EXTRACT PROVIDED:

GeoFit provides weighted composite likelihood estimation based on pairs and independence composite likelihood estimation for Gaussian and non Gaussian random fields. Specifically, marginal and conditional pairwise likelihood are considered for each type of random field (Gaussian and not Gaussian). The optimization method is specified using optimizer. The default method is Nelder-mead and other available methods are nlm, BFGS, SANN, L-BFGS-B, bobyqa

and nlminb. In the last three cases upper and lower bounds constraints in the optimization can be specified using lower and upper parameters.

Depending on the dimension of data and on the name of the correlation model, the observations are assumed as a realization of a spatial, spatio-temporal or bivariate random field. Specifically, with data, coordx, coordy, coordt parameters:

• If data is a numeric $d$-dimensional vector, coordx and coordy are two numeric $d$-dimensional vectors (or coordx is ($d x 2$)-matrix and coordy=NULL), then the data are interpreted as a single spatial realisation observed on $d$ spatial sites;
• If data is a numeric ($t x d$)-matrix, coordx and coordy are two numeric $d$-dimensional vectors (or coordx is ($d x 2$)-matrix and coordy=NULL), coordt is a numeric $t$-dimensional vector, then the data are interpreted as a single spatial-temporal realisation of a random fields observed on d spatial sites and for t times.

TASK REQUIREMENTS:
1. According to the GeoFit passage, which optimization method is used by default?
2. Print the part of the GeoFit passage that opens with the words containing "Depending on the" and closes with "for t times.".
The material that comes next has no connection to the GeoFit passage.

Excerpts from a layout annotation set
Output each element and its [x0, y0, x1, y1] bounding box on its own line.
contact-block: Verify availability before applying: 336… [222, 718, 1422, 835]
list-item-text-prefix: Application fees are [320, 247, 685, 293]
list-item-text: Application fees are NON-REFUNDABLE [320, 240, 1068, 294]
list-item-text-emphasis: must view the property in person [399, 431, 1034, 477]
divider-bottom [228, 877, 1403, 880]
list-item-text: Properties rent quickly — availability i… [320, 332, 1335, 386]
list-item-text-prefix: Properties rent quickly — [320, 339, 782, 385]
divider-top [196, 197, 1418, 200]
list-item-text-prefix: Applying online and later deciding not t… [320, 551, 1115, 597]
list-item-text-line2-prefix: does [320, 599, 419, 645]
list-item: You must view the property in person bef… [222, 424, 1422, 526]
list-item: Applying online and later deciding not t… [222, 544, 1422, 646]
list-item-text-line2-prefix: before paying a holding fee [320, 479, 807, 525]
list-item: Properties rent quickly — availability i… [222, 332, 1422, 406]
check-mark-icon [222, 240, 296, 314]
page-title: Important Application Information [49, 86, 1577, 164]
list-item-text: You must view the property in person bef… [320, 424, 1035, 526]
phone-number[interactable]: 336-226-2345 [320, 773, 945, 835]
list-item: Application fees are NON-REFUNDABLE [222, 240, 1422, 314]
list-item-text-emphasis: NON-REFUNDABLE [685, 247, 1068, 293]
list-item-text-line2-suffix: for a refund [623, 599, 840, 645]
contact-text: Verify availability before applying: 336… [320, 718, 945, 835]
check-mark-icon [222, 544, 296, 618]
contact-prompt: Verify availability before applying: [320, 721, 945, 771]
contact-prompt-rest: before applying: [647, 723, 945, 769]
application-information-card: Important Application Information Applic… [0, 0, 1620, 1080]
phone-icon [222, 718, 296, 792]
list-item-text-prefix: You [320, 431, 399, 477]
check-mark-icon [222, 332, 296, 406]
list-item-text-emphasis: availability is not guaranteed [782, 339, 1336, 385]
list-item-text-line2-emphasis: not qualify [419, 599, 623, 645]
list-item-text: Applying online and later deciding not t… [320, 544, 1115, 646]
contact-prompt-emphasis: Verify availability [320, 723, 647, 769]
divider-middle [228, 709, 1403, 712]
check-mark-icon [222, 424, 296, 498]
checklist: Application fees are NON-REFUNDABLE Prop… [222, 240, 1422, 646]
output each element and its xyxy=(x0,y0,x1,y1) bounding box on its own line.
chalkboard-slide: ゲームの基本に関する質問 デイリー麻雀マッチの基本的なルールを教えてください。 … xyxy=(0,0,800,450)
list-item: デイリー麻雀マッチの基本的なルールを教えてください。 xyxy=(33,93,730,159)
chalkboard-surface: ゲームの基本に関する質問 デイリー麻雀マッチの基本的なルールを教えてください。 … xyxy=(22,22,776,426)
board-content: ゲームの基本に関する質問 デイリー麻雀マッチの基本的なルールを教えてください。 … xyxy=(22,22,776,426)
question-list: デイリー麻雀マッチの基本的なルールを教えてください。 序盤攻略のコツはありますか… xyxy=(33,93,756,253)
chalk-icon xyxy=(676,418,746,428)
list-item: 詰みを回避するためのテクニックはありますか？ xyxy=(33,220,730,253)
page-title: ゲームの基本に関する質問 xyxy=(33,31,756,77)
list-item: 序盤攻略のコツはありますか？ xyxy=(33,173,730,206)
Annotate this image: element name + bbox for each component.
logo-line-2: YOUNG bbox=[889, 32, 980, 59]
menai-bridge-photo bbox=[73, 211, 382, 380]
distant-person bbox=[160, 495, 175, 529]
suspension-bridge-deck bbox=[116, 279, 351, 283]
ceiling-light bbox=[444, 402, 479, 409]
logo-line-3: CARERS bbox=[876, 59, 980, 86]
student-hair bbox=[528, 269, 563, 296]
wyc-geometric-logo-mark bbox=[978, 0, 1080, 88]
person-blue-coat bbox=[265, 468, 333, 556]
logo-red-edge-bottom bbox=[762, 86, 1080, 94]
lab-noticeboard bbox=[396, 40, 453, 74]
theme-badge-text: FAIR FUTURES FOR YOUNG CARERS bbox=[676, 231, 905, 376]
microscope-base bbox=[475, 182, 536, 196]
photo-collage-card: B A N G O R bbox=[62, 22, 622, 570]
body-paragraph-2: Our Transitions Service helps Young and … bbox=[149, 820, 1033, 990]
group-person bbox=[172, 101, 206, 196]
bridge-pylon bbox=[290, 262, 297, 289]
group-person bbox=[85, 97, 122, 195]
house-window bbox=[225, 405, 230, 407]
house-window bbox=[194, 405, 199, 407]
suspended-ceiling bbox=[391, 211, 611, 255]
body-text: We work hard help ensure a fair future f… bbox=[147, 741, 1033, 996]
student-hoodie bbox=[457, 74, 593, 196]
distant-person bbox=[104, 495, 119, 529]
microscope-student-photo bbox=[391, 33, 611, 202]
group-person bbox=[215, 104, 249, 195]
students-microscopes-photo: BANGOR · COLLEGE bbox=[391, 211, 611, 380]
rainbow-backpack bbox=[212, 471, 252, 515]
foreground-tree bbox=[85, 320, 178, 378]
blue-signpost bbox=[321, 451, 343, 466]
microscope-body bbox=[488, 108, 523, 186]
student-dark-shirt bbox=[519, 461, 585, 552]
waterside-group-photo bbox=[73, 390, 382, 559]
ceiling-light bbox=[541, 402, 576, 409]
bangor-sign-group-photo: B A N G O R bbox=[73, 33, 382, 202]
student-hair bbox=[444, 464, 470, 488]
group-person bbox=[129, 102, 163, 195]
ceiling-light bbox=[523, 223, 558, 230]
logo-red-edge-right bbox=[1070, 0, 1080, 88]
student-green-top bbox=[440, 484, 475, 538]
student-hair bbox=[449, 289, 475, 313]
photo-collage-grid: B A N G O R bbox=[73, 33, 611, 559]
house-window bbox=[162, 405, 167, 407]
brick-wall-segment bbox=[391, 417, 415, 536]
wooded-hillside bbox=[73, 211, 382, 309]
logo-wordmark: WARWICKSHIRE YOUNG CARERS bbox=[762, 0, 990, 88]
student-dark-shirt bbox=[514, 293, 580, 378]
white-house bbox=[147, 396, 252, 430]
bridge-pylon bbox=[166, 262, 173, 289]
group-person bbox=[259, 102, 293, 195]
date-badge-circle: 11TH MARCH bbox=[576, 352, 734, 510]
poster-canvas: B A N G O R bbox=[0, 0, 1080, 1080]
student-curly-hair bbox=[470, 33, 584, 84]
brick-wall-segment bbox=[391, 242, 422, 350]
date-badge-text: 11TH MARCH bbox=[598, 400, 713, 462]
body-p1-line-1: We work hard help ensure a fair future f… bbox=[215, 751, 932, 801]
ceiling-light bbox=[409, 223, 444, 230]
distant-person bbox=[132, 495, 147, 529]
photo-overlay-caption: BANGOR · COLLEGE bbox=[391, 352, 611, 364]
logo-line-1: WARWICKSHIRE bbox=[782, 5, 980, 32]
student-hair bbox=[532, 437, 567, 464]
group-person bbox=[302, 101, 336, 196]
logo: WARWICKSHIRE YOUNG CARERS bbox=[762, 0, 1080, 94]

RESPONSES:
1. Nelder-mead

2.
Depending on the dimension of data and on the name of the correlation model, the observations are assumed as a realization of a spatial, spatio-temporal or bivariate random field. Specifically, with data, coordx, coordy, coordt parameters:

• If data is a numeric $d$-dimensional vector, coordx and coordy are two numeric $d$-dimensional vectors (or coordx is ($d x 2$)-matrix and coordy=NULL), then the data are interpreted as a single spatial realisation observed on $d$ spatial sites;
• If data is a numeric ($t x d$)-matrix, coordx and coordy are two numeric $d$-dimensional vectors (or coordx is ($d x 2$)-matrix and coordy=NULL), coordt is a numeric $t$-dimensional vector, then the data are interpreted as a single spatial-temporal realisation of a random fields observed on d spatial sites and for t times.